_GIVEN EXERCISE_:
Each line that follows is to be retyped exactly.

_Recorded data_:
____________________

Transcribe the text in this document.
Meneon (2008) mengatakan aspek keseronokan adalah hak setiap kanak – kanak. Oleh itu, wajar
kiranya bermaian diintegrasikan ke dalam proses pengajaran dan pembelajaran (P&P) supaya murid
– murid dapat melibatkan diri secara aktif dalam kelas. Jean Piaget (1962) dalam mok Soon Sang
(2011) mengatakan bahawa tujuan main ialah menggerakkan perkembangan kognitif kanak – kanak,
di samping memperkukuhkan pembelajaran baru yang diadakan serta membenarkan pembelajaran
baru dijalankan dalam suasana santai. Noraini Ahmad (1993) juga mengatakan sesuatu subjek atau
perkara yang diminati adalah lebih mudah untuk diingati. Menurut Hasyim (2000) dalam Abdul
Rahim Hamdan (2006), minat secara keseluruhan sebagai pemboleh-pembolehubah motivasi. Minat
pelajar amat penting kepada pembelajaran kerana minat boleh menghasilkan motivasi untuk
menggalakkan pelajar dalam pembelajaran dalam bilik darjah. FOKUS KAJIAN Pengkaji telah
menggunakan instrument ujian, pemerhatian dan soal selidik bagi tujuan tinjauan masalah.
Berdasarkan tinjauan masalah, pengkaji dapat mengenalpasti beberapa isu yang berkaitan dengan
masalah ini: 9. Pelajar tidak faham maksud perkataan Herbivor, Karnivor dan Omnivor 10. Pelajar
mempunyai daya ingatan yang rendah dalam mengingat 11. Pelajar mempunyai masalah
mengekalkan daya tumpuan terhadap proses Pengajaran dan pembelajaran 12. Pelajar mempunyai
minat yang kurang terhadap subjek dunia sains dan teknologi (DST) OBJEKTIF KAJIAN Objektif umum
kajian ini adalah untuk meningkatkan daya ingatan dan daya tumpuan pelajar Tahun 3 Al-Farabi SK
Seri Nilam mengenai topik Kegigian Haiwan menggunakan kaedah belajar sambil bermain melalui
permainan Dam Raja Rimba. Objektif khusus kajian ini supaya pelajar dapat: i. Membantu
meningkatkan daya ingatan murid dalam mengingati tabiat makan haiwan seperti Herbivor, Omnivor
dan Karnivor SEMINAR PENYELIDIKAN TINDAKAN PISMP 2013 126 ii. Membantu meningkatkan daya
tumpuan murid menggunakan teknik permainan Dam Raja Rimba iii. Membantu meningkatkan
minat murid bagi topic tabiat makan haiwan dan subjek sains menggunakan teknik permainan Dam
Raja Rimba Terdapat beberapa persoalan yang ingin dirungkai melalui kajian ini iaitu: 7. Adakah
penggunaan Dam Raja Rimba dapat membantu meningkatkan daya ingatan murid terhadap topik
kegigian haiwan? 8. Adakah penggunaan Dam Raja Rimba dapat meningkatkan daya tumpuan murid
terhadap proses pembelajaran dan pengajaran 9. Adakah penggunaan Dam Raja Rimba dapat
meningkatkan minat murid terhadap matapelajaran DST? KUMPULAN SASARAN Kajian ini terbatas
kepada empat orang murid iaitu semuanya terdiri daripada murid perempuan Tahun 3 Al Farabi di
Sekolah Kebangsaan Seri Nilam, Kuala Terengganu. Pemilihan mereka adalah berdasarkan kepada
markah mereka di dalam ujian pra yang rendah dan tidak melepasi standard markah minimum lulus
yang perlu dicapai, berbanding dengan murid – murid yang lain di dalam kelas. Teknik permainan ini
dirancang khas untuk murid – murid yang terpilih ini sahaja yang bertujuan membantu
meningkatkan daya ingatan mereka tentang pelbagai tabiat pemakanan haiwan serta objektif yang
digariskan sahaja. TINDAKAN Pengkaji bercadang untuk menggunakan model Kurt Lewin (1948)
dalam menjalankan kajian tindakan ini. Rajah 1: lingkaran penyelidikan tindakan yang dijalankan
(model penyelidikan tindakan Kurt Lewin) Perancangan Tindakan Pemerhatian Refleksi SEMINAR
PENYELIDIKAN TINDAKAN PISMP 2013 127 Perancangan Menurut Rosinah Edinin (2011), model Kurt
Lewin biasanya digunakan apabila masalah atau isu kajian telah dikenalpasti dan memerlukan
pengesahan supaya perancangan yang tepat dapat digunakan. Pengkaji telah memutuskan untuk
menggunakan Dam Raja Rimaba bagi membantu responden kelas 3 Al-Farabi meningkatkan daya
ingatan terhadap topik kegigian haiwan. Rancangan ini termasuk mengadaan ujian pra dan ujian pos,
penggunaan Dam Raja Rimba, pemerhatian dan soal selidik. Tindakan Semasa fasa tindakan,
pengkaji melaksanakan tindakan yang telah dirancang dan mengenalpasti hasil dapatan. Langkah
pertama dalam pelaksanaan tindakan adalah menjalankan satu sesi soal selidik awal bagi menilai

____________________

_RESULT BELOW_:
Transcribe the text in this document.
Meneon (2008) mengatakan aspek keseronokan adalah hak setiap kanak – kanak. Oleh itu, wajar
kiranya bermaian diintegrasikan ke dalam proses pengajaran dan pembelajaran (P&P) supaya murid
– murid dapat melibatkan diri secara aktif dalam kelas. Jean Piaget (1962) dalam mok Soon Sang
(2011) mengatakan bahawa tujuan main ialah menggerakkan perkembangan kognitif kanak – kanak,
di samping memperkukuhkan pembelajaran baru yang diadakan serta membenarkan pembelajaran
baru dijalankan dalam suasana santai. Noraini Ahmad (1993) juga mengatakan sesuatu subjek atau
perkara yang diminati adalah lebih mudah untuk diingati. Menurut Hasyim (2000) dalam Abdul
Rahim Hamdan (2006), minat secara keseluruhan sebagai pemboleh-pembolehubah motivasi. Minat
pelajar amat penting kepada pembelajaran kerana minat boleh menghasilkan motivasi untuk
menggalakkan pelajar dalam pembelajaran dalam bilik darjah. FOKUS KAJIAN Pengkaji telah
menggunakan instrument ujian, pemerhatian dan soal selidik bagi tujuan tinjauan masalah.
Berdasarkan tinjauan masalah, pengkaji dapat mengenalpasti beberapa isu yang berkaitan dengan
masalah ini: 9. Pelajar tidak faham maksud perkataan Herbivor, Karnivor dan Omnivor 10. Pelajar
mempunyai daya ingatan yang rendah dalam mengingat 11. Pelajar mempunyai masalah
mengekalkan daya tumpuan terhadap proses Pengajaran dan pembelajaran 12. Pelajar mempunyai
minat yang kurang terhadap subjek dunia sains dan teknologi (DST) OBJEKTIF KAJIAN Objektif umum
kajian ini adalah untuk meningkatkan daya ingatan dan daya tumpuan pelajar Tahun 3 Al-Farabi SK
Seri Nilam mengenai topik Kegigian Haiwan menggunakan kaedah belajar sambil bermain melalui
permainan Dam Raja Rimba. Objektif khusus kajian ini supaya pelajar dapat: i. Membantu
meningkatkan daya ingatan murid dalam mengingati tabiat makan haiwan seperti Herbivor, Omnivor
dan Karnivor SEMINAR PENYELIDIKAN TINDAKAN PISMP 2013 126 ii. Membantu meningkatkan daya
tumpuan murid menggunakan teknik permainan Dam Raja Rimba iii. Membantu meningkatkan
minat murid bagi topic tabiat makan haiwan dan subjek sains menggunakan teknik permainan Dam
Raja Rimba Terdapat beberapa persoalan yang ingin dirungkai melalui kajian ini iaitu: 7. Adakah
penggunaan Dam Raja Rimba dapat membantu meningkatkan daya ingatan murid terhadap topik
kegigian haiwan? 8. Adakah penggunaan Dam Raja Rimba dapat meningkatkan daya tumpuan murid
terhadap proses pembelajaran dan pengajaran 9. Adakah penggunaan Dam Raja Rimba dapat
meningkatkan minat murid terhadap matapelajaran DST? KUMPULAN SASARAN Kajian ini terbatas
kepada empat orang murid iaitu semuanya terdiri daripada murid perempuan Tahun 3 Al Farabi di
Sekolah Kebangsaan Seri Nilam, Kuala Terengganu. Pemilihan mereka adalah berdasarkan kepada
markah mereka di dalam ujian pra yang rendah dan tidak melepasi standard markah minimum lulus
yang perlu dicapai, berbanding dengan murid – murid yang lain di dalam kelas. Teknik permainan ini
dirancang khas untuk murid – murid yang terpilih ini sahaja yang bertujuan membantu
meningkatkan daya ingatan mereka tentang pelbagai tabiat pemakanan haiwan serta objektif yang
digariskan sahaja. TINDAKAN Pengkaji bercadang untuk menggunakan model Kurt Lewin (1948)
dalam menjalankan kajian tindakan ini. Rajah 1: lingkaran penyelidikan tindakan yang dijalankan
(model penyelidikan tindakan Kurt Lewin) Perancangan Tindakan Pemerhatian Refleksi SEMINAR
PENYELIDIKAN TINDAKAN PISMP 2013 127 Perancangan Menurut Rosinah Edinin (2011), model Kurt
Lewin biasanya digunakan apabila masalah atau isu kajian telah dikenalpasti dan memerlukan
pengesahan supaya perancangan yang tepat dapat digunakan. Pengkaji telah memutuskan untuk
menggunakan Dam Raja Rimaba bagi membantu responden kelas 3 Al-Farabi meningkatkan daya
ingatan terhadap topik kegigian haiwan. Rancangan ini termasuk mengadaan ujian pra dan ujian pos,
penggunaan Dam Raja Rimba, pemerhatian dan soal selidik. Tindakan Semasa fasa tindakan,
pengkaji melaksanakan tindakan yang telah dirancang dan mengenalpasti hasil dapatan. Langkah
pertama dalam pelaksanaan tindakan adalah menjalankan satu sesi soal selidik awal bagi menilai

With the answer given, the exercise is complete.